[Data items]
....................

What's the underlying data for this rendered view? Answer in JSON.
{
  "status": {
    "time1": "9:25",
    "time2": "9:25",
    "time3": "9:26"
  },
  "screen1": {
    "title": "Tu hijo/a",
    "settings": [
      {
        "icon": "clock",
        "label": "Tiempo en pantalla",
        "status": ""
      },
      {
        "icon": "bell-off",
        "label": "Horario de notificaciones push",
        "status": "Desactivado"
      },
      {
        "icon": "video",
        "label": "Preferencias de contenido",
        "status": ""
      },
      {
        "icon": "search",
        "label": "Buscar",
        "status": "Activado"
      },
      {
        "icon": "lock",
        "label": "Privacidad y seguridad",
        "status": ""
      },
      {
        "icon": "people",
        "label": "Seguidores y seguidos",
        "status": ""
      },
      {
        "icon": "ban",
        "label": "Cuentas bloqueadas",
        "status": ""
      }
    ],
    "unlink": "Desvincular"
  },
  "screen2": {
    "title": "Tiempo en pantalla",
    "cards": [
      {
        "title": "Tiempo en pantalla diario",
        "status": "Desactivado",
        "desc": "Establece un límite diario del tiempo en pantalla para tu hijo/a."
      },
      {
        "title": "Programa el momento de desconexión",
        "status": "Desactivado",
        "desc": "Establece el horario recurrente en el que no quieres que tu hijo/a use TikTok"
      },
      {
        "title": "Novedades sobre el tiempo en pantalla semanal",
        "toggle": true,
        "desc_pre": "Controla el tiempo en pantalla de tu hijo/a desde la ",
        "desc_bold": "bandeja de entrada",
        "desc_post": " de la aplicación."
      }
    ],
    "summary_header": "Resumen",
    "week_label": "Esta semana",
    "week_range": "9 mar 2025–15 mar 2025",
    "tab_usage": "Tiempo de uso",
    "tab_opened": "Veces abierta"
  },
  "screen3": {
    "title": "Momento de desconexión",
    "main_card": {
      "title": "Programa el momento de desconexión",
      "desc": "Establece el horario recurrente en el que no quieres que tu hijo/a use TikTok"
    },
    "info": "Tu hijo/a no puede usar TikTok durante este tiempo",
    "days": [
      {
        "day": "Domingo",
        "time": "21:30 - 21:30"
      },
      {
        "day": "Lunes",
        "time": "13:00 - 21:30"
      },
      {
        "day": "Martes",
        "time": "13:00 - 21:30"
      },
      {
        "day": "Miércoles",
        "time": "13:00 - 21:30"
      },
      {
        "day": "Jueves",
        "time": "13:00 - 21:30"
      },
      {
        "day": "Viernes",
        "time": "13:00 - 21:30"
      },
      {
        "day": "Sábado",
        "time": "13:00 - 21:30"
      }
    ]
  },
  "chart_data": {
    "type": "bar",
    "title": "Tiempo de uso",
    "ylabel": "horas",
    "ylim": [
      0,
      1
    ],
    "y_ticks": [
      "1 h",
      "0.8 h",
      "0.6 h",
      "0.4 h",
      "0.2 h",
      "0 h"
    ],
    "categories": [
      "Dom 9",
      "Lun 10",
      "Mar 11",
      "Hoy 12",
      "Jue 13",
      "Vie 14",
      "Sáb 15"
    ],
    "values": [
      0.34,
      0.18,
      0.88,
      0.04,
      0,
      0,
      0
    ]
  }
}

....................

- YOUR OBJECTIVE -
Give back all the records exactly as they stand.

- EXERCISE RESPONSE -
What's the underlying data for this rendered view? Answer in JSON.
{
  "status": {
    "time1": "9:25",
    "time2": "9:25",
    "time3": "9:26"
  },
  "screen1": {
    "title": "Tu hijo/a",
    "settings": [
      {
        "icon": "clock",
        "label": "Tiempo en pantalla",
        "status": ""
      },
      {
        "icon": "bell-off",
        "label": "Horario de notificaciones push",
        "status": "Desactivado"
      },
      {
        "icon": "video",
        "label": "Preferencias de contenido",
        "status": ""
      },
      {
        "icon": "search",
        "label": "Buscar",
        "status": "Activado"
      },
      {
        "icon": "lock",
        "label": "Privacidad y seguridad",
        "status": ""
      },
      {
        "icon": "people",
        "label": "Seguidores y seguidos",
        "status": ""
      },
      {
        "icon": "ban",
        "label": "Cuentas bloqueadas",
        "status": ""
      }
    ],
    "unlink": "Desvincular"
  },
  "screen2": {
    "title": "Tiempo en pantalla",
    "cards": [
      {
        "title": "Tiempo en pantalla diario",
        "status": "Desactivado",
        "desc": "Establece un límite diario del tiempo en pantalla para tu hijo/a."
      },
      {
        "title": "Programa el momento de desconexión",
        "status": "Desactivado",
        "desc": "Establece el horario recurrente en el que no quieres que tu hijo/a use TikTok"
      },
      {
        "title": "Novedades sobre el tiempo en pantalla semanal",
        "toggle": true,
        "desc_pre": "Controla el tiempo en pantalla de tu hijo/a desde la ",
        "desc_bold": "bandeja de entrada",
        "desc_post": " de la aplicación."
      }
    ],
    "summary_header": "Resumen",
    "week_label": "Esta semana",
    "week_range": "9 mar 2025–15 mar 2025",
    "tab_usage": "Tiempo de uso",
    "tab_opened": "Veces abierta"
  },
  "screen3": {
    "title": "Momento de desconexión",
    "main_card": {
      "title": "Programa el momento de desconexión",
      "desc": "Establece el horario recurrente en el que no quieres que tu hijo/a use TikTok"
    },
    "info": "Tu hijo/a no puede usar TikTok durante este tiempo",
    "days": [
      {
        "day": "Domingo",
        "time": "21:30 - 21:30"
      },
      {
        "day": "Lunes",
        "time": "13:00 - 21:30"
      },
      {
        "day": "Martes",
        "time": "13:00 - 21:30"
      },
      {
        "day": "Miércoles",
        "time": "13:00 - 21:30"
      },
      {
        "day": "Jueves",
        "time": "13:00 - 21:30"
      },
      {
        "day": "Viernes",
        "time": "13:00 - 21:30"
      },
      {
        "day": "Sábado",
        "time": "13:00 - 21:30"
      }
    ]
  },
  "chart_data": {
    "type": "bar",
    "title": "Tiempo de uso",
    "ylabel": "horas",
    "ylim": [
      0,
      1
    ],
    "y_ticks": [
      "1 h",
      "0.8 h",
      "0.6 h",
      "0.4 h",
      "0.2 h",
      "0 h"
    ],
    "categories": [
      "Dom 9",
      "Lun 10",
      "Mar 11",
      "Hoy 12",
      "Jue 13",
      "Vie 14",
      "Sáb 15"
    ],
    "values": [
      0.34,
      0.18,
      0.88,
      0.04,
      0,
      0,
      0
    ]
  }
}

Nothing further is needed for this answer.